# START OF Exercise data

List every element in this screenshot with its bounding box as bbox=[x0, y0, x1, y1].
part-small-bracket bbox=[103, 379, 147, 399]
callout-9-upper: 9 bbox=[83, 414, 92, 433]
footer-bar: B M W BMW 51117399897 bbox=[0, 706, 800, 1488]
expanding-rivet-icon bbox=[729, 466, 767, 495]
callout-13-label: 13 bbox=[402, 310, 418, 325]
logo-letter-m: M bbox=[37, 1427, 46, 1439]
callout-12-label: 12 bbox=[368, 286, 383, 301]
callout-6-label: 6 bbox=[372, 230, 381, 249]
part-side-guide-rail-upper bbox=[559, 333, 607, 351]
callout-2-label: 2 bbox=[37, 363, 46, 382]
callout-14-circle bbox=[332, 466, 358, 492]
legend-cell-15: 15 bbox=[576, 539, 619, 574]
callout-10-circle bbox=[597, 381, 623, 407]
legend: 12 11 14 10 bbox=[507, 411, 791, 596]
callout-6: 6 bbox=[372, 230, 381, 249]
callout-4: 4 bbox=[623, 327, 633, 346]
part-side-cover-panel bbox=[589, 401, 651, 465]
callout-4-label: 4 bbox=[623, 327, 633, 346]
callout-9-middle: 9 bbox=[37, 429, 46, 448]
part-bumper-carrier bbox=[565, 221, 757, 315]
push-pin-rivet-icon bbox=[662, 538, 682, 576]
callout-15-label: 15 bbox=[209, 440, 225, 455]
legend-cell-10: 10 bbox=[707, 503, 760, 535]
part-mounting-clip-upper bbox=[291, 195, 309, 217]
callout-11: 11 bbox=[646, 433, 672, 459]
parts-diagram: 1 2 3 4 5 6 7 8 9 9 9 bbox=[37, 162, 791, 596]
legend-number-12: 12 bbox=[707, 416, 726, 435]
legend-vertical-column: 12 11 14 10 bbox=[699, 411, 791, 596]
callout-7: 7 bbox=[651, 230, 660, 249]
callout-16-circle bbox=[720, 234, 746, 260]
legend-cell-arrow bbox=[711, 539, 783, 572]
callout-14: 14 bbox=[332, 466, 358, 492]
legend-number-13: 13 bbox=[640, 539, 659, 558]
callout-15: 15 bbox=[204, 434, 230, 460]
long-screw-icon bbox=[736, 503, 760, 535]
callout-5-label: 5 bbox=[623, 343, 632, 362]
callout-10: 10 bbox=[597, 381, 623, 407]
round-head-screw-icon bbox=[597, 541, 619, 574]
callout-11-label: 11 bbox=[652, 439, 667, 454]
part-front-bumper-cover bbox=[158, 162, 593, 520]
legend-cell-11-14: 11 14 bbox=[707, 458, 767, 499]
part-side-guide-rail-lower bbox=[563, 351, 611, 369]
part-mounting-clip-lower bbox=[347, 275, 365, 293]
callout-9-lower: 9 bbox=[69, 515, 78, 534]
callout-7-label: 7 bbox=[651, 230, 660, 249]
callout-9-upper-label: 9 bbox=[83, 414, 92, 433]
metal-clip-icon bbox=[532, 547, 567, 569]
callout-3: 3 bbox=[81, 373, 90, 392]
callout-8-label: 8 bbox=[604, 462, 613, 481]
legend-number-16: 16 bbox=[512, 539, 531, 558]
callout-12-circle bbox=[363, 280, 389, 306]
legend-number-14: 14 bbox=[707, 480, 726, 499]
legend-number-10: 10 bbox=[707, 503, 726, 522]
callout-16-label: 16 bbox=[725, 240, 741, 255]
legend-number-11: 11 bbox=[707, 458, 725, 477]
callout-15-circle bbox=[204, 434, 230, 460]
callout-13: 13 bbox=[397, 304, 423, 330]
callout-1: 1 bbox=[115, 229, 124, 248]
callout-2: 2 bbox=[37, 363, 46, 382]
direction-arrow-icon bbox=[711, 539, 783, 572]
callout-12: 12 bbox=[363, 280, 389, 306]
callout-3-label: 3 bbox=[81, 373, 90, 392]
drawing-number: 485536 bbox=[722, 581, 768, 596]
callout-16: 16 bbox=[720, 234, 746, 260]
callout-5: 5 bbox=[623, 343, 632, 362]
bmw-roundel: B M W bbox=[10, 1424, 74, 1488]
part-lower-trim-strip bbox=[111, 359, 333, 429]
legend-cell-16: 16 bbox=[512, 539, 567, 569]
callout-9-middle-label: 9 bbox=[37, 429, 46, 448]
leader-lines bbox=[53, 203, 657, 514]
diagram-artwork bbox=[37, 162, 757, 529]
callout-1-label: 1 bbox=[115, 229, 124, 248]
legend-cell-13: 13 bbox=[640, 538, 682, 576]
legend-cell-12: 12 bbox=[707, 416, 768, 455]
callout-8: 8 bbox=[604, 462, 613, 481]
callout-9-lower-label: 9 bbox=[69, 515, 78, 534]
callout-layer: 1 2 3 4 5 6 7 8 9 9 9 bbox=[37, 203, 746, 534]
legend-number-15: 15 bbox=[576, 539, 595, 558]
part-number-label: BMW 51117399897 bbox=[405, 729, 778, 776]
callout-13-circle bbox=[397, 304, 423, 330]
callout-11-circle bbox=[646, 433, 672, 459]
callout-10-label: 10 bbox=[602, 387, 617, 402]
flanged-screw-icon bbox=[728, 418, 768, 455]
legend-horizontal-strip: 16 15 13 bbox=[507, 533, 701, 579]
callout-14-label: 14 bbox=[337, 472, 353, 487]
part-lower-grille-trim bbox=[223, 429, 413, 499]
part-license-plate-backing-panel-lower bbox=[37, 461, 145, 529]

# END OF Exercise data

Exercise brief
Copy out every row above word for word, keeping the lines in their original order.

Full answer
List every element in this screenshot with its bounding box as bbox=[x0, y0, x1, y1].
part-small-bracket bbox=[103, 379, 147, 399]
callout-9-upper: 9 bbox=[83, 414, 92, 433]
footer-bar: B M W BMW 51117399897 bbox=[0, 706, 800, 1488]
expanding-rivet-icon bbox=[729, 466, 767, 495]
callout-13-label: 13 bbox=[402, 310, 418, 325]
logo-letter-m: M bbox=[37, 1427, 46, 1439]
callout-12-label: 12 bbox=[368, 286, 383, 301]
callout-6-label: 6 bbox=[372, 230, 381, 249]
part-side-guide-rail-upper bbox=[559, 333, 607, 351]
callout-2-label: 2 bbox=[37, 363, 46, 382]
callout-14-circle bbox=[332, 466, 358, 492]
legend-cell-15: 15 bbox=[576, 539, 619, 574]
callout-10-circle bbox=[597, 381, 623, 407]
legend: 12 11 14 10 bbox=[507, 411, 791, 596]
callout-6: 6 bbox=[372, 230, 381, 249]
callout-4: 4 bbox=[623, 327, 633, 346]
part-side-cover-panel bbox=[589, 401, 651, 465]
callout-4-label: 4 bbox=[623, 327, 633, 346]
callout-9-middle: 9 bbox=[37, 429, 46, 448]
part-bumper-carrier bbox=[565, 221, 757, 315]
push-pin-rivet-icon bbox=[662, 538, 682, 576]
callout-15-label: 15 bbox=[209, 440, 225, 455]
legend-cell-10: 10 bbox=[707, 503, 760, 535]
part-mounting-clip-upper bbox=[291, 195, 309, 217]
callout-11: 11 bbox=[646, 433, 672, 459]
parts-diagram: 1 2 3 4 5 6 7 8 9 9 9 bbox=[37, 162, 791, 596]
legend-number-12: 12 bbox=[707, 416, 726, 435]
legend-vertical-column: 12 11 14 10 bbox=[699, 411, 791, 596]
callout-7: 7 bbox=[651, 230, 660, 249]
callout-16-circle bbox=[720, 234, 746, 260]
legend-cell-arrow bbox=[711, 539, 783, 572]
callout-14: 14 bbox=[332, 466, 358, 492]
legend-number-13: 13 bbox=[640, 539, 659, 558]
callout-15: 15 bbox=[204, 434, 230, 460]
long-screw-icon bbox=[736, 503, 760, 535]
callout-5-label: 5 bbox=[623, 343, 632, 362]
callout-10: 10 bbox=[597, 381, 623, 407]
round-head-screw-icon bbox=[597, 541, 619, 574]
callout-11-label: 11 bbox=[652, 439, 667, 454]
part-front-bumper-cover bbox=[158, 162, 593, 520]
legend-cell-11-14: 11 14 bbox=[707, 458, 767, 499]
part-side-guide-rail-lower bbox=[563, 351, 611, 369]
part-mounting-clip-lower bbox=[347, 275, 365, 293]
callout-9-lower: 9 bbox=[69, 515, 78, 534]
callout-7-label: 7 bbox=[651, 230, 660, 249]
callout-9-upper-label: 9 bbox=[83, 414, 92, 433]
metal-clip-icon bbox=[532, 547, 567, 569]
callout-3: 3 bbox=[81, 373, 90, 392]
callout-8-label: 8 bbox=[604, 462, 613, 481]
legend-number-16: 16 bbox=[512, 539, 531, 558]
callout-12-circle bbox=[363, 280, 389, 306]
legend-number-14: 14 bbox=[707, 480, 726, 499]
legend-number-10: 10 bbox=[707, 503, 726, 522]
callout-16-label: 16 bbox=[725, 240, 741, 255]
legend-number-11: 11 bbox=[707, 458, 725, 477]
callout-15-circle bbox=[204, 434, 230, 460]
callout-13: 13 bbox=[397, 304, 423, 330]
callout-1: 1 bbox=[115, 229, 124, 248]
callout-2: 2 bbox=[37, 363, 46, 382]
direction-arrow-icon bbox=[711, 539, 783, 572]
callout-12: 12 bbox=[363, 280, 389, 306]
callout-3-label: 3 bbox=[81, 373, 90, 392]
drawing-number: 485536 bbox=[722, 581, 768, 596]
callout-16: 16 bbox=[720, 234, 746, 260]
callout-5: 5 bbox=[623, 343, 632, 362]
bmw-roundel: B M W bbox=[10, 1424, 74, 1488]
part-lower-trim-strip bbox=[111, 359, 333, 429]
legend-cell-16: 16 bbox=[512, 539, 567, 569]
callout-9-middle-label: 9 bbox=[37, 429, 46, 448]
leader-lines bbox=[53, 203, 657, 514]
diagram-artwork bbox=[37, 162, 757, 529]
callout-1-label: 1 bbox=[115, 229, 124, 248]
legend-cell-13: 13 bbox=[640, 538, 682, 576]
legend-cell-12: 12 bbox=[707, 416, 768, 455]
callout-8: 8 bbox=[604, 462, 613, 481]
callout-9-lower-label: 9 bbox=[69, 515, 78, 534]
callout-layer: 1 2 3 4 5 6 7 8 9 9 9 bbox=[37, 203, 746, 534]
legend-number-15: 15 bbox=[576, 539, 595, 558]
part-number-label: BMW 51117399897 bbox=[405, 729, 778, 776]
callout-13-circle bbox=[397, 304, 423, 330]
callout-11-circle bbox=[646, 433, 672, 459]
callout-10-label: 10 bbox=[602, 387, 617, 402]
flanged-screw-icon bbox=[728, 418, 768, 455]
legend-horizontal-strip: 16 15 13 bbox=[507, 533, 701, 579]
callout-14-label: 14 bbox=[337, 472, 353, 487]
part-lower-grille-trim bbox=[223, 429, 413, 499]
part-license-plate-backing-panel-lower bbox=[37, 461, 145, 529]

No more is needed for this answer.